→ **Your task**
Pull out every line below that holds the word "concentration".
Start Input material
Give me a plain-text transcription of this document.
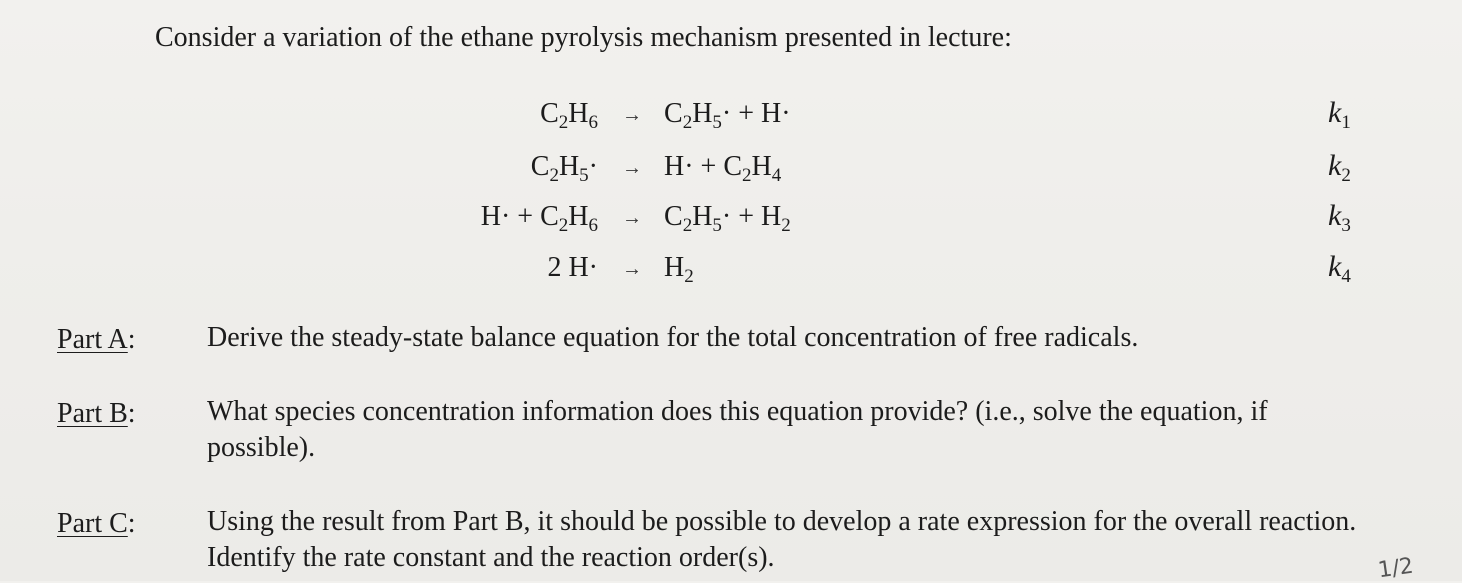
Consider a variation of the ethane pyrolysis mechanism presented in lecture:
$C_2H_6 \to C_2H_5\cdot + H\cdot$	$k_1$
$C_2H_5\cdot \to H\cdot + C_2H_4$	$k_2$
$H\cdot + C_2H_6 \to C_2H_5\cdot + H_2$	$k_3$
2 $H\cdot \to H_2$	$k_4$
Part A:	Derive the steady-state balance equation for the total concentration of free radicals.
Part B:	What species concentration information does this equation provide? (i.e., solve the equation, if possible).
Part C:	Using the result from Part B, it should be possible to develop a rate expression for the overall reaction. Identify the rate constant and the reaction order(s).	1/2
End Input material
Start Input material
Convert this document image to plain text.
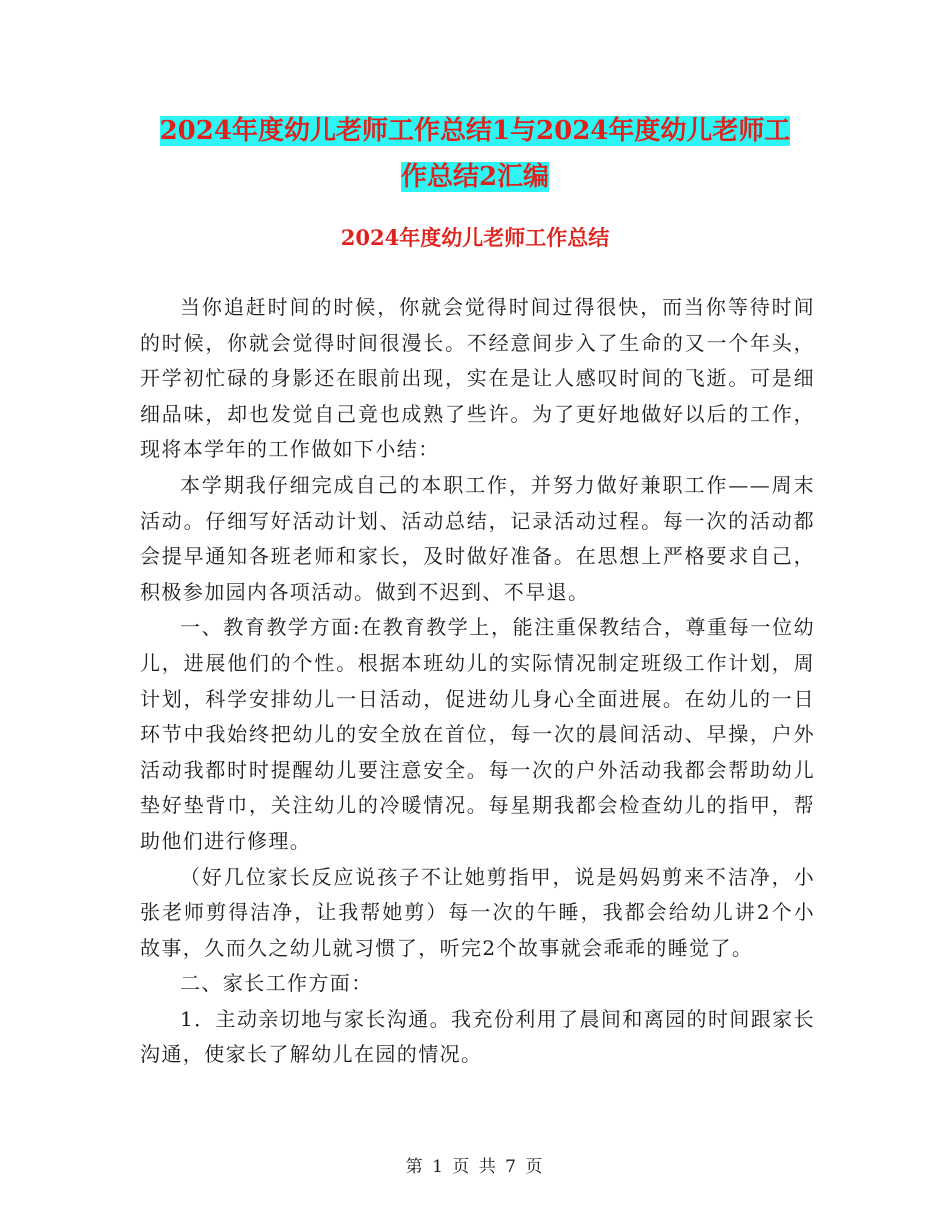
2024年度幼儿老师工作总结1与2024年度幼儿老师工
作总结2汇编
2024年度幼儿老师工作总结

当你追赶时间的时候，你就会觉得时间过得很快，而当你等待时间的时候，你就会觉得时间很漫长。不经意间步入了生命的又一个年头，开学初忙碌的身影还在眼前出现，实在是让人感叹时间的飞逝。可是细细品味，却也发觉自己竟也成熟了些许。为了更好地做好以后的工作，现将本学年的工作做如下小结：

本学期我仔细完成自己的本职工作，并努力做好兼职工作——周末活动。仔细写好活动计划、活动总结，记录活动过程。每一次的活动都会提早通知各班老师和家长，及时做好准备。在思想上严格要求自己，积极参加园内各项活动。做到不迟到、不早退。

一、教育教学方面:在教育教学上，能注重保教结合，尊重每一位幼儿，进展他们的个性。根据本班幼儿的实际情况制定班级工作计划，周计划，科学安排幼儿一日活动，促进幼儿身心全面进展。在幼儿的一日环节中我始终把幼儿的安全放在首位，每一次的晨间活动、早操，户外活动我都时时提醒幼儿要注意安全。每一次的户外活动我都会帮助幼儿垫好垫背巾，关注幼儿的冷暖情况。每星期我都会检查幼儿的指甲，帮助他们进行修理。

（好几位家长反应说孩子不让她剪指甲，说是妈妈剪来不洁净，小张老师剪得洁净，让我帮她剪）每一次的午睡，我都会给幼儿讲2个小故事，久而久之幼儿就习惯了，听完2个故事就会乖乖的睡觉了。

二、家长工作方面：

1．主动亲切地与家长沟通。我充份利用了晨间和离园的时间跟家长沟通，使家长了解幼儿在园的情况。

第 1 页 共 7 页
End Input material
→ **Output for this exercise**
Part A:	Derive the steady-state balance equation for the total concentration of free radicals.
Part B:	What species concentration information does this equation provide? (i.e., solve the equation, if possible).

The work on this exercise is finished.